Page excerpt:
— BEGIN —
So, what I'd like to talk about is what is worst? What is the right way to look at bad and what are the right ways to define acceptable traffic coming out of a network? And, you know, what's reasonably detectable within the context of a network? I don't know if network operators even see this kind of data in their own networks. We see it because we're sitting outside the network and are being poked by them. I'm sure that, you know, if you are just generally looking at traffic exiting your autonomous system, it all looks legitimate for all intents and purposes, so what should we say is reasonable activity and how could we get there? What should we do about unacceptable activity? By the way if you want to see, if a DPS is part of 8 ‑‑ I am happy to talk to you afterwards.
So I think that's pretty much what I had. But, if there is any time for questions or discussion, I would be happy to focus on the, you know, what does good look like and how do we get there? Thank you.
BRIAN TRAMMELL: Thank you very much Leslie. I think we have Jen Linkova in the queue.
JEN LINKOVA: Thank you. Very interesting. A question: Am I right that the humans you are talking about IPv4 scenarios.
LESLIE DAIGLE: Yes, we are only measuring IPv4. I haven't ‑‑ I think the 4 billion addresses are reasonably more scannable than all those in IPv6, but ‑‑
JEN LINKOVA: I I am interested in how safer is v4 landscape yet. And second question is: In v4, you are probably see public before sources so you don't actually know how many devices is behind, right? While v6 experiment you actually might see kind of end‑to‑end communications, it also might give you a problem about indication if it's a single devices or many devices behind a single NAT pool or something.
LESLIE DAIGLE: True enough. As I alluded to there are some other interesting things in terms it of geography, where we think the attacks are coming from, are they really ‑‑ where we think our sensors are located, so, yeah, thanks.
NIALL O'REILLY: I am not wearing my Vice‑Chair hat, I am just somebody who struggles it keep my own network clean. And you mentioned earlier, Leslie, that you weren't interested in naming and shaming, and I'm not a fan of that either. But, one of the things that I find useful for my own housekeeping is having out there websites I can visit which will give me some kind of report. Do you think that's a useful approach to encourage more of the kind of cleaning up that you mentioned so that people can go, in the first place and see how bad am I and should I do something about it and what can I do about it? And secondly, can I, you know, sign up to some best practice that says I'm doing these cleaning things.
— END —
Given instruction: Write the next part of the transcript about unacceptable network traffic, starting right after its last question.

Data block:
— BEGIN —
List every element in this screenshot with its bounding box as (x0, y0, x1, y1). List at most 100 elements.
— END —
Result of the exercise:
LESLIE DAIGLE: Yeah, so that's where I would like to get to. I would be happy to share the data of, you know, what does your particular autonomous system experience look like from our perspective for any value of your, but I think that in order to really frame that up on a sort of, in an organised fashion, I would like to see some community agreement about what is ‑‑ what are those acceptable levels. I mean, we're never going to get to zero on any of those dimensions, but, you know, is it the actual number? Is it the trend? I didn't talk about trends. Is it ‑‑ like what is an acceptable level and how should we encourage operators to focus on that? Because I'd be much happier to publish something that said, you know, trending well rather than like oh my goodness look at the spew out of this network.
GERT DOERING: I am very interested to see what badness is in our network. I try to keep it clean but housekeeping is not always perfect.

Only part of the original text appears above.